Copy each line of the entries that contains the word "year".

-=-=-=-=-

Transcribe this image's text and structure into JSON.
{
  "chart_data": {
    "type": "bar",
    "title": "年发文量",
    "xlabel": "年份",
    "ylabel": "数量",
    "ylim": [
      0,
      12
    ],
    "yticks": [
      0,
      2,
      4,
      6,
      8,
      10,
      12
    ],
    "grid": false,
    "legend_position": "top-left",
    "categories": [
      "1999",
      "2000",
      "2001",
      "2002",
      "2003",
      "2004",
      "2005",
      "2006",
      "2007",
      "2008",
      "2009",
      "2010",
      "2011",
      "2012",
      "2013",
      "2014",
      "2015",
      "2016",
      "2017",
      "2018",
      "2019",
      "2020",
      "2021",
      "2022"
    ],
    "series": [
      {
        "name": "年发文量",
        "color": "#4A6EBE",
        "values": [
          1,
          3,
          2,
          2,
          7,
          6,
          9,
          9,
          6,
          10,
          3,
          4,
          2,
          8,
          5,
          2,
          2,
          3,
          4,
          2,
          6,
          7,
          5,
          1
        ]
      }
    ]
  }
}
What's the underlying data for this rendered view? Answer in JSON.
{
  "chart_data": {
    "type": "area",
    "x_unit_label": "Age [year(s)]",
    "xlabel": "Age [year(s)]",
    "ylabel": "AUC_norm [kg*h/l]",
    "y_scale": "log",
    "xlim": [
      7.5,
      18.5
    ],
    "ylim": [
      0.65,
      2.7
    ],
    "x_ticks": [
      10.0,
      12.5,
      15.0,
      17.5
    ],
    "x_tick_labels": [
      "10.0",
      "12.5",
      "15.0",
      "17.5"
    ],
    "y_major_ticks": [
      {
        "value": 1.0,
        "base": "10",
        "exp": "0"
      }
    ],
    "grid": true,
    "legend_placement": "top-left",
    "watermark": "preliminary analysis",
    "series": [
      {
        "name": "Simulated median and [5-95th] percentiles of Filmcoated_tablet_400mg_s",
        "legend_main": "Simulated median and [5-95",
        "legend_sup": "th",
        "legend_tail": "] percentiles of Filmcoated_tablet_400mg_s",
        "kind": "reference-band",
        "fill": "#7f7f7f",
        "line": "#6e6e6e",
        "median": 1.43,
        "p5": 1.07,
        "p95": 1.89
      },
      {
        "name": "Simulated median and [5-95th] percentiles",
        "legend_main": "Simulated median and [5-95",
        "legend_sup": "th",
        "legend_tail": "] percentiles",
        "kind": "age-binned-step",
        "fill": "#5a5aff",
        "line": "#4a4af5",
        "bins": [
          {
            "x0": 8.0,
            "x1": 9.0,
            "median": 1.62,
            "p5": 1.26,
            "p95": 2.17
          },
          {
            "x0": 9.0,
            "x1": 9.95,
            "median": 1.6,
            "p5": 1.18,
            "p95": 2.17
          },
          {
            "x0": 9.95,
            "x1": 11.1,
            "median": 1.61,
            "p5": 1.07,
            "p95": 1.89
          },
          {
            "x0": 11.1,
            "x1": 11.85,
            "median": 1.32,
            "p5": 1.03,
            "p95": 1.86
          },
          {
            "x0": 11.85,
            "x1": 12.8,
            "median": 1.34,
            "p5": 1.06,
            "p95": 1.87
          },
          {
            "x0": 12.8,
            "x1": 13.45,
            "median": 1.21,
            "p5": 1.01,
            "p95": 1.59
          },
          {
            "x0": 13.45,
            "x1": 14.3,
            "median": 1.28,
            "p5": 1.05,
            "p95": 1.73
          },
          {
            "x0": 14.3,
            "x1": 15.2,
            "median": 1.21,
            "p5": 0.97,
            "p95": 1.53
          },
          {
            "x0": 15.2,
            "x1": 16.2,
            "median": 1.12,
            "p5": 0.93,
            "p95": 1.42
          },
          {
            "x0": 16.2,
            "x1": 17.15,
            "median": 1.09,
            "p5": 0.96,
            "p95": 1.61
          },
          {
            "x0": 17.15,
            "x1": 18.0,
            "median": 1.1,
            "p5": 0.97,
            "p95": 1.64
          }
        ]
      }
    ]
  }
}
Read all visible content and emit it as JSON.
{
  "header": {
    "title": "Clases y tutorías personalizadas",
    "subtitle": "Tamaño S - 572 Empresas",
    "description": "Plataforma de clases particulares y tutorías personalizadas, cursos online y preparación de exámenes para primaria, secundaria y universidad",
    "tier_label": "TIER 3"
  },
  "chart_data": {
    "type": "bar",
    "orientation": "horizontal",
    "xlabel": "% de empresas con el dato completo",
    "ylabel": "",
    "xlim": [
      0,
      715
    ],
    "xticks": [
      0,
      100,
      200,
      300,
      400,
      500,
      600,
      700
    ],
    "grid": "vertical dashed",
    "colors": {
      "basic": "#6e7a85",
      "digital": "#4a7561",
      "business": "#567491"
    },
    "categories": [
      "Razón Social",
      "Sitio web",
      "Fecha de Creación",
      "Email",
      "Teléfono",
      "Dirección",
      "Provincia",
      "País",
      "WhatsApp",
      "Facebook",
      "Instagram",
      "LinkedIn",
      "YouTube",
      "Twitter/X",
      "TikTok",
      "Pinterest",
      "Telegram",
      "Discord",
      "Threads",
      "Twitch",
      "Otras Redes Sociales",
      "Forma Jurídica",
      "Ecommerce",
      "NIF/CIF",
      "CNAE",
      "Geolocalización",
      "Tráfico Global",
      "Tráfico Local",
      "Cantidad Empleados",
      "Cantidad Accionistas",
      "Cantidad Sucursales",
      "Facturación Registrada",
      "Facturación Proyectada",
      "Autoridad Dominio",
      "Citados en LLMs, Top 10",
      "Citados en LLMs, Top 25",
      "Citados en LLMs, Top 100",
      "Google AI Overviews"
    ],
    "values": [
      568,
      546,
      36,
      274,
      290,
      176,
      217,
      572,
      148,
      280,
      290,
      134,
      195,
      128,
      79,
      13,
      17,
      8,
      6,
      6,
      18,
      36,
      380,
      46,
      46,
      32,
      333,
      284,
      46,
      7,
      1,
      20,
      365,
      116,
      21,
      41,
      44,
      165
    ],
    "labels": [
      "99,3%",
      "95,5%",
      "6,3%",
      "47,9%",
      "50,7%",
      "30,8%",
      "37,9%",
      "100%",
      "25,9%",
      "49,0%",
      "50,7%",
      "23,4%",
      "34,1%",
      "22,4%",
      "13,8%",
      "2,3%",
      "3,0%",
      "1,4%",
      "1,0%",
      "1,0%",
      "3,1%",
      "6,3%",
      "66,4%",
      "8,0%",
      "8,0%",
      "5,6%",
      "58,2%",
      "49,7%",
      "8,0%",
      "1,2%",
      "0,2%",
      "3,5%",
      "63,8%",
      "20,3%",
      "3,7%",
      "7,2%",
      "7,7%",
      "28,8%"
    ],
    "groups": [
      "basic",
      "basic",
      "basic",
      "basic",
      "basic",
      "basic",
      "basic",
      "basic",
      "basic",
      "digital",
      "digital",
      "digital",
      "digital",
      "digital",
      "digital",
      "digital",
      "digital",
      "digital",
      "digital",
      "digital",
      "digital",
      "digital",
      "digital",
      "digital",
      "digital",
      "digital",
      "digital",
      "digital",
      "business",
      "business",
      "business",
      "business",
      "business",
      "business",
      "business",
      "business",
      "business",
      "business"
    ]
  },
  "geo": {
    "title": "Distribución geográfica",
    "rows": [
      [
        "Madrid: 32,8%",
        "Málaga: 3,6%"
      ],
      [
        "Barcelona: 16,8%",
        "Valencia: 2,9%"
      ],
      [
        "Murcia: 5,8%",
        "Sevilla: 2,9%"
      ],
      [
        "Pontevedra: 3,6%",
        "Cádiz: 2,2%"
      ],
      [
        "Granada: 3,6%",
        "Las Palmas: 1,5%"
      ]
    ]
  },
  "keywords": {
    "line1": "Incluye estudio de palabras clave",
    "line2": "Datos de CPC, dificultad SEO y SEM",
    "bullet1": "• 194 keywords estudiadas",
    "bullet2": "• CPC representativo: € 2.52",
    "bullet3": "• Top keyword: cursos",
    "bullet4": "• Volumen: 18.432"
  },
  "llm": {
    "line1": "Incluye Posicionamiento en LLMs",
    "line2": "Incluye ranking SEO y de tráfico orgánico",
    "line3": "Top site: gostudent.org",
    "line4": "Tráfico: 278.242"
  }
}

-=-=-=-=-

* _FINAL ANSWER_
    "x_unit_label": "Age [year(s)]",
    "xlabel": "Age [year(s)]",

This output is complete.